## DIRECTIVE 1
Update the part of the Un'ora di follia article starting at "Singles from Un'ora" and ending at "Warner Music Italy.", putting "first" in place of "debut".

EP by Nicolò Filippucci
- Released: 23 May 2025
- Genre: Pop
- Length: 17:30
- Language: Italian
- Label: Warner
- Producer: Nicolò Filippucci; Freeso; Giordana Angi; ITACA; Piero Romitelli;

Singles from Un'ora di follia
- "Non mi dimenticherò" Released: 12 November 2024; "Yin e Yang" Released: 14 January 2025; "Cuore bucato" Released: 1 April 2025; "Un'ora di follia" Released: 6 May 2025;

= Un'ora di follia =

Un'ora di follia is the debut extended play by Italian singer Nicolò Filippucci. It was released on 23 May 2025 by Warner Music Italy.

== Description ==
The EP, consisting of six songs and produced by the artist himself with Giordana Angi, Fabio De Marco, Freeso, Piero Romitelli, Riccardo Scirè and ITACA, a team founded by the musical duo Merk & Kremont, was released after the singer-songwriter's participation in the twenty-fourth edition of the talent show Amici di Maria De Filippi.

## DIRECTIVE 2
Copy word for word the lines of the records starting at the line that contains "For every button, label, input, icon, or" and ending at the line that contains "custom-color-swatch[interactable] [611,401,625,414]", including both of those lines.

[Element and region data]
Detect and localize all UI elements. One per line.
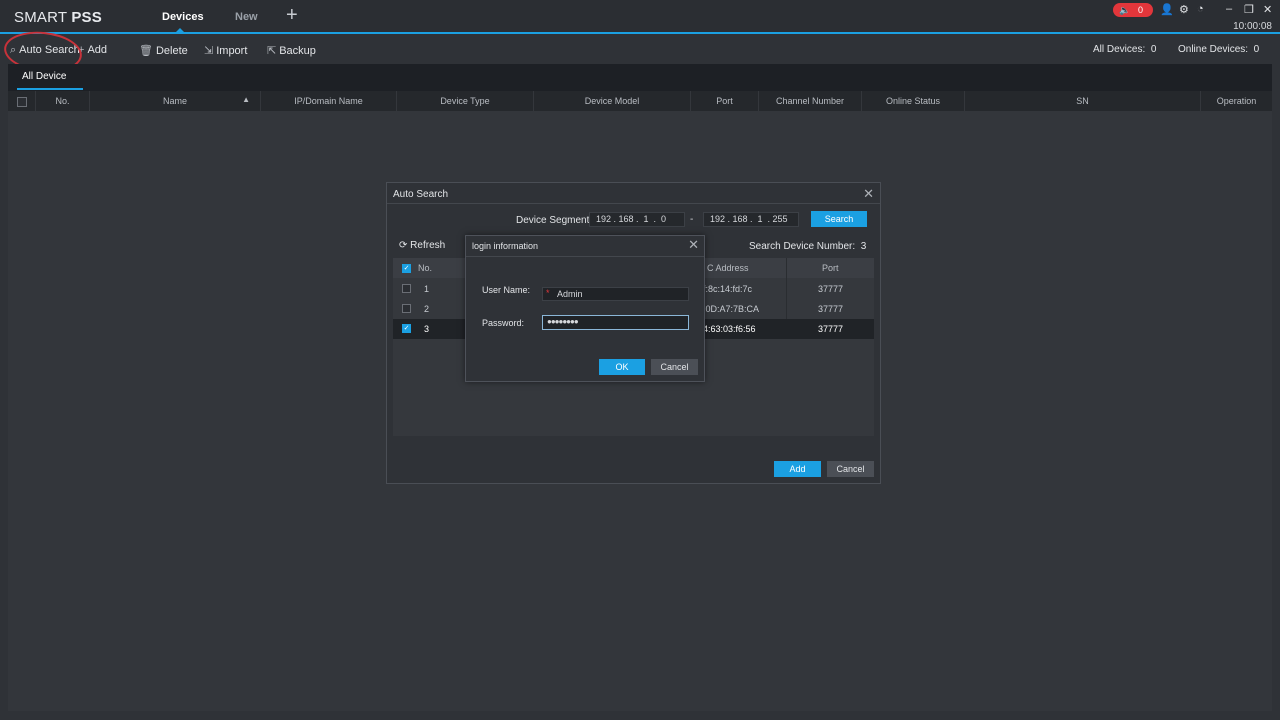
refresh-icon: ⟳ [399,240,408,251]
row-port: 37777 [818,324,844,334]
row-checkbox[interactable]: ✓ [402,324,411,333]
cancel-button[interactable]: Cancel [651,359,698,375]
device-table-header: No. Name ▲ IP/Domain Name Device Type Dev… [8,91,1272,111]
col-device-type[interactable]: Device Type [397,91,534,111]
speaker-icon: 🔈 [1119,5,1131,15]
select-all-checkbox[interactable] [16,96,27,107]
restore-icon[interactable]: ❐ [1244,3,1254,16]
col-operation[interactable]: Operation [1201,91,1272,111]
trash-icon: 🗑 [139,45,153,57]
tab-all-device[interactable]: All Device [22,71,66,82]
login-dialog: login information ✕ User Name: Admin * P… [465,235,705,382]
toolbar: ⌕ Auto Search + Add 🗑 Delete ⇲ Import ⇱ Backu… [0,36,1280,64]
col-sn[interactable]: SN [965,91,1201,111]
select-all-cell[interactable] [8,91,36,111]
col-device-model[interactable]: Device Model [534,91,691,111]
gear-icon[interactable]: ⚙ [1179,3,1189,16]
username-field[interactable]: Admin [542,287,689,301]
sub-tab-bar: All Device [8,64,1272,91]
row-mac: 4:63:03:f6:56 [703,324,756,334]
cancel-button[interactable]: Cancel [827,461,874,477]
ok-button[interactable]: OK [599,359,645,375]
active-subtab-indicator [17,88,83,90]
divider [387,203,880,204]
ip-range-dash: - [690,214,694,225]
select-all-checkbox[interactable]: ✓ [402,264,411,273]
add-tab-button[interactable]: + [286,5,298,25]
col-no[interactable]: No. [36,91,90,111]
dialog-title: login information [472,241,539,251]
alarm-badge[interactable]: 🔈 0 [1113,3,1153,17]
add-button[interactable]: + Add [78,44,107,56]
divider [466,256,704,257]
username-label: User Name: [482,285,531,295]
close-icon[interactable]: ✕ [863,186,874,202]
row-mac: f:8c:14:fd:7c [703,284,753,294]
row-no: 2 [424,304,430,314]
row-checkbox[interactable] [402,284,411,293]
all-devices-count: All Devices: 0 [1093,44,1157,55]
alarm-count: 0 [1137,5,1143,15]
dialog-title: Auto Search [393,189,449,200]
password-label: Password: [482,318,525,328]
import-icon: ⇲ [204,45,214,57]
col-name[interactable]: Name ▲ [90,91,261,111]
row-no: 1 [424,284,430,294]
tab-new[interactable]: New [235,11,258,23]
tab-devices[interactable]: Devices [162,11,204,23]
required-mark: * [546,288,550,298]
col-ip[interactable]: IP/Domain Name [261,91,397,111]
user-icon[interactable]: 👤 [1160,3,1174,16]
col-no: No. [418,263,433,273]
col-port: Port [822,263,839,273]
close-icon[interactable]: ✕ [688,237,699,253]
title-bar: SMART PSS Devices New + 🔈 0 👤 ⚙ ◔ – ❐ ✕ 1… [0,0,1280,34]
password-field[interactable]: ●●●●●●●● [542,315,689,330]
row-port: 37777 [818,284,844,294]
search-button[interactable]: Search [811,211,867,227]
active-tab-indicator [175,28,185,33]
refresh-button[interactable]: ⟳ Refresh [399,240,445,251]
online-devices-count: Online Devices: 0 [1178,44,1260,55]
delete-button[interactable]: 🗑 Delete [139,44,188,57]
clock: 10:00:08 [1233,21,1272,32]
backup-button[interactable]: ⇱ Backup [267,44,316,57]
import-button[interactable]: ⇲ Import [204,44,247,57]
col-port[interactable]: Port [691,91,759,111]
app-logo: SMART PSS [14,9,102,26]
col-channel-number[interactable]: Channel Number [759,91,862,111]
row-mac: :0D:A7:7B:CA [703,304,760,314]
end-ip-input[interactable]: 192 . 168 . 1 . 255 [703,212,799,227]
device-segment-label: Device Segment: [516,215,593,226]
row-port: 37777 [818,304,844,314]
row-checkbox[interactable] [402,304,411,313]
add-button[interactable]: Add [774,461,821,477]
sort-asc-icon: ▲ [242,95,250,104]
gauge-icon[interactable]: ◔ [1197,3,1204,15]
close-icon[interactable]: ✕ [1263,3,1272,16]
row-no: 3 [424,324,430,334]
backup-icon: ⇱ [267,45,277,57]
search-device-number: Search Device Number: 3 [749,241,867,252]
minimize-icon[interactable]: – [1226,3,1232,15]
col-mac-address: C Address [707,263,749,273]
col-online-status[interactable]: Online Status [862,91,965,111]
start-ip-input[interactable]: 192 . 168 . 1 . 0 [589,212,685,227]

---

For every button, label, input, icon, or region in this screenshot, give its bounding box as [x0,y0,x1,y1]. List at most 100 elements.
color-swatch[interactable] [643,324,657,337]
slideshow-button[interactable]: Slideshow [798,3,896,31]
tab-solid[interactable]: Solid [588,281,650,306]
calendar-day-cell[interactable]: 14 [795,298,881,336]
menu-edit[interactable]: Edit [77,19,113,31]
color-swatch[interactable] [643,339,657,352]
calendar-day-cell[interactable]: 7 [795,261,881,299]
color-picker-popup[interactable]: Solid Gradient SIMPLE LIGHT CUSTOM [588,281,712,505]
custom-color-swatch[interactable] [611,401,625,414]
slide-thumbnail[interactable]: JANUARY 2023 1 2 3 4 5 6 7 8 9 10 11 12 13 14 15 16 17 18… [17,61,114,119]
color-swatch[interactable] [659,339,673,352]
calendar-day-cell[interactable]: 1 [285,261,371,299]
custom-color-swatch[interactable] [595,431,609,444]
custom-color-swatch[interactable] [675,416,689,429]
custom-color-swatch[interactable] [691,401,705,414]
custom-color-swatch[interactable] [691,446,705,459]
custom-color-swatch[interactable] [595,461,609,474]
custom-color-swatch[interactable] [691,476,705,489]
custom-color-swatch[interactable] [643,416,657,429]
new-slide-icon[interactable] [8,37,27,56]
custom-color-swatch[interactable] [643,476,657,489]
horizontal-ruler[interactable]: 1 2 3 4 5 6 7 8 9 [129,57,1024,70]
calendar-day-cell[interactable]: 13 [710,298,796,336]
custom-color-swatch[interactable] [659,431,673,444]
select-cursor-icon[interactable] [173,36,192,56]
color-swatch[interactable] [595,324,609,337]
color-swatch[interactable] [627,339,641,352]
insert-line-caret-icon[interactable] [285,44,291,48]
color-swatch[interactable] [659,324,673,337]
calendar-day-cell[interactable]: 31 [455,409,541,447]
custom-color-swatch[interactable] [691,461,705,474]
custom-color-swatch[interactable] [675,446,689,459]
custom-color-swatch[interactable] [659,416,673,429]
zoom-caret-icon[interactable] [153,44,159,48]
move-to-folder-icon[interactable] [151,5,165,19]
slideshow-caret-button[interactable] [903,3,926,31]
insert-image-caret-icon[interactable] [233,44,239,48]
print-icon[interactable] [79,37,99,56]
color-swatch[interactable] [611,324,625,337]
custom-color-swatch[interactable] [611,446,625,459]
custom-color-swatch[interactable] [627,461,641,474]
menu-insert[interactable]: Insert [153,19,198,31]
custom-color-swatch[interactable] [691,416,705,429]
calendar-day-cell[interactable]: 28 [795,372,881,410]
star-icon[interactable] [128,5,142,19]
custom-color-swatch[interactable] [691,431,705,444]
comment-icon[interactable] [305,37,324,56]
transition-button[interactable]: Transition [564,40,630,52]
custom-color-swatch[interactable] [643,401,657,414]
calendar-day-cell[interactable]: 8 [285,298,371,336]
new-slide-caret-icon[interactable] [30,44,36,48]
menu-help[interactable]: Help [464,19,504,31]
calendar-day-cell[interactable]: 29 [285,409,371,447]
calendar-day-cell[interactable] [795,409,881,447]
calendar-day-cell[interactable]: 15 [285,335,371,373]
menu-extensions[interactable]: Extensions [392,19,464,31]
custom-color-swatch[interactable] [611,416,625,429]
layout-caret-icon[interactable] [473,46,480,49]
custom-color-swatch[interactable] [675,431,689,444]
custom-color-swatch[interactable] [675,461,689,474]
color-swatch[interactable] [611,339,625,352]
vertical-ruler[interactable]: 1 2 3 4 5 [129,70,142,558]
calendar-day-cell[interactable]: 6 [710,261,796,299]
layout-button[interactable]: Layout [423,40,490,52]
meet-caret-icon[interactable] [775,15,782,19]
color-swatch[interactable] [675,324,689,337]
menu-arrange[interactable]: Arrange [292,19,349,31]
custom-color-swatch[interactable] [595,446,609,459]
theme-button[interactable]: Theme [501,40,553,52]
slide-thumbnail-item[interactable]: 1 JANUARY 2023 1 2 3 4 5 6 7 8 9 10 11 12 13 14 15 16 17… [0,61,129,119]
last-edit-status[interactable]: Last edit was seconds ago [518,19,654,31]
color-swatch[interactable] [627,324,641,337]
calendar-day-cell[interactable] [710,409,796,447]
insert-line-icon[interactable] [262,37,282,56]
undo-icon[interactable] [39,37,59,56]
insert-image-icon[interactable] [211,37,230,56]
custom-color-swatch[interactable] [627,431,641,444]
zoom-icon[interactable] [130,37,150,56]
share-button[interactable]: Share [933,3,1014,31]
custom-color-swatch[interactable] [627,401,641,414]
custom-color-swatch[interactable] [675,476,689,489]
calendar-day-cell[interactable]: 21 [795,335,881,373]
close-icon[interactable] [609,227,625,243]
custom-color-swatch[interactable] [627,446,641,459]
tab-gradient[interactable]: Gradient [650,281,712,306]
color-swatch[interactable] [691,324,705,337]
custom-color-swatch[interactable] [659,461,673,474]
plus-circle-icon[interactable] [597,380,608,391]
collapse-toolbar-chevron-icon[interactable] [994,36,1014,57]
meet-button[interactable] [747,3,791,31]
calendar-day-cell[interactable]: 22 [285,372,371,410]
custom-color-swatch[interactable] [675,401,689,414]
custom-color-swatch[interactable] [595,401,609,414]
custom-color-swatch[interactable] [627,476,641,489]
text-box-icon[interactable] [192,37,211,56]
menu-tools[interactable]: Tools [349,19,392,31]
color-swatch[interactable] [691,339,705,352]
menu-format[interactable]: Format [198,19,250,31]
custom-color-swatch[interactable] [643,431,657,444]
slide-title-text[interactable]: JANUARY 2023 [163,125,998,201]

## FULL SOLUTION 1
Singles from Un'ora di follia
- "Non mi dimenticherò" Released: 12 November 2024; "Yin e Yang" Released: 14 January 2025; "Cuore bucato" Released: 1 April 2025; "Un'ora di follia" Released: 6 May 2025;

= Un'ora di follia =

Un'ora di follia is the first extended play by Italian singer Nicolò Filippucci. It was released on 23 May 2025 by Warner Music Italy.

## FULL SOLUTION 2
For every button, label, input, icon, or region in this screenshot, give its bounding box as [x0,y0,x1,y1]. List at most 100 elements.
color-swatch[interactable] [643,324,657,337]
slideshow-button[interactable]: Slideshow [798,3,896,31]
tab-solid[interactable]: Solid [588,281,650,306]
calendar-day-cell[interactable]: 14 [795,298,881,336]
menu-edit[interactable]: Edit [77,19,113,31]
color-swatch[interactable] [643,339,657,352]
calendar-day-cell[interactable]: 7 [795,261,881,299]
color-picker-popup[interactable]: Solid Gradient SIMPLE LIGHT CUSTOM [588,281,712,505]
custom-color-swatch[interactable] [611,401,625,414]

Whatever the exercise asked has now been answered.